BRIEF:
Could you quote, exactly as they stand, the lines running from the one with "OCR this image." to the final line of the material?

Collected data
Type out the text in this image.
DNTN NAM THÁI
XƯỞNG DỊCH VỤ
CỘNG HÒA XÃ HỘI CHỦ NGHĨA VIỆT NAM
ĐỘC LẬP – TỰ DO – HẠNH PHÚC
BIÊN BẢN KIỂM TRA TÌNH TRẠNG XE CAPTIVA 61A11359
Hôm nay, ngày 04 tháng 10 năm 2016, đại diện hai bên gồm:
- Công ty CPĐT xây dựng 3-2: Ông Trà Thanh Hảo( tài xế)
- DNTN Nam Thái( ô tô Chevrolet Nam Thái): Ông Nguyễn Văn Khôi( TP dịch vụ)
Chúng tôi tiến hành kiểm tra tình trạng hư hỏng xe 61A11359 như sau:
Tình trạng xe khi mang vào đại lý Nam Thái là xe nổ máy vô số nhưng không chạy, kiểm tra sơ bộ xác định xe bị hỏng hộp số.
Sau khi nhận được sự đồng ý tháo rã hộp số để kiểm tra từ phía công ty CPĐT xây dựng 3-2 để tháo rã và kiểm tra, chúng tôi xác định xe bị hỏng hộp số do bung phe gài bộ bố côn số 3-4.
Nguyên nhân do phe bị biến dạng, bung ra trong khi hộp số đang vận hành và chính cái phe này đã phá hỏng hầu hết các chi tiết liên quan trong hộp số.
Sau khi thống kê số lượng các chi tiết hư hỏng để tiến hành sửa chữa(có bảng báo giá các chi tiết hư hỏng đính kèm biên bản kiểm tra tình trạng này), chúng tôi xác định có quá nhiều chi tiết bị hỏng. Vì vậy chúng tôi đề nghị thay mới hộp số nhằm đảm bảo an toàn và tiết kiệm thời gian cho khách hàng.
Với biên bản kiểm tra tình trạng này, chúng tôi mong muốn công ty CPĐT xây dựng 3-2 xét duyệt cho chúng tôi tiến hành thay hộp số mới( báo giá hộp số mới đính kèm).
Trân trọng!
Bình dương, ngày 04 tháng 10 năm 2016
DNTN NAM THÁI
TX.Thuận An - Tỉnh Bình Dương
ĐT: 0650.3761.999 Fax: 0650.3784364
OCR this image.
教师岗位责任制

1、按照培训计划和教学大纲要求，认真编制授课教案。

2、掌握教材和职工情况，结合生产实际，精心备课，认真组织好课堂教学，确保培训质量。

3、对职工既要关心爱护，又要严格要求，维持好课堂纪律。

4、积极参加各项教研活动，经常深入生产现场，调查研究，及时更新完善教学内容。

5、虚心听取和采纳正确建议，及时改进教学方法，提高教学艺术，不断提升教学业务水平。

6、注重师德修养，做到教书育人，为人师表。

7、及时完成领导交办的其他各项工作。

SOLUTION FOR THIS EXERCISE:
OCR this image.
教师岗位责任制

1、按照培训计划和教学大纲要求，认真编制授课教案。

2、掌握教材和职工情况，结合生产实际，精心备课，认真组织好课堂教学，确保培训质量。

3、对职工既要关心爱护，又要严格要求，维持好课堂纪律。

4、积极参加各项教研活动，经常深入生产现场，调查研究，及时更新完善教学内容。

5、虚心听取和采纳正确建议，及时改进教学方法，提高教学艺术，不断提升教学业务水平。

6、注重师德修养，做到教书育人，为人师表。

7、及时完成领导交办的其他各项工作。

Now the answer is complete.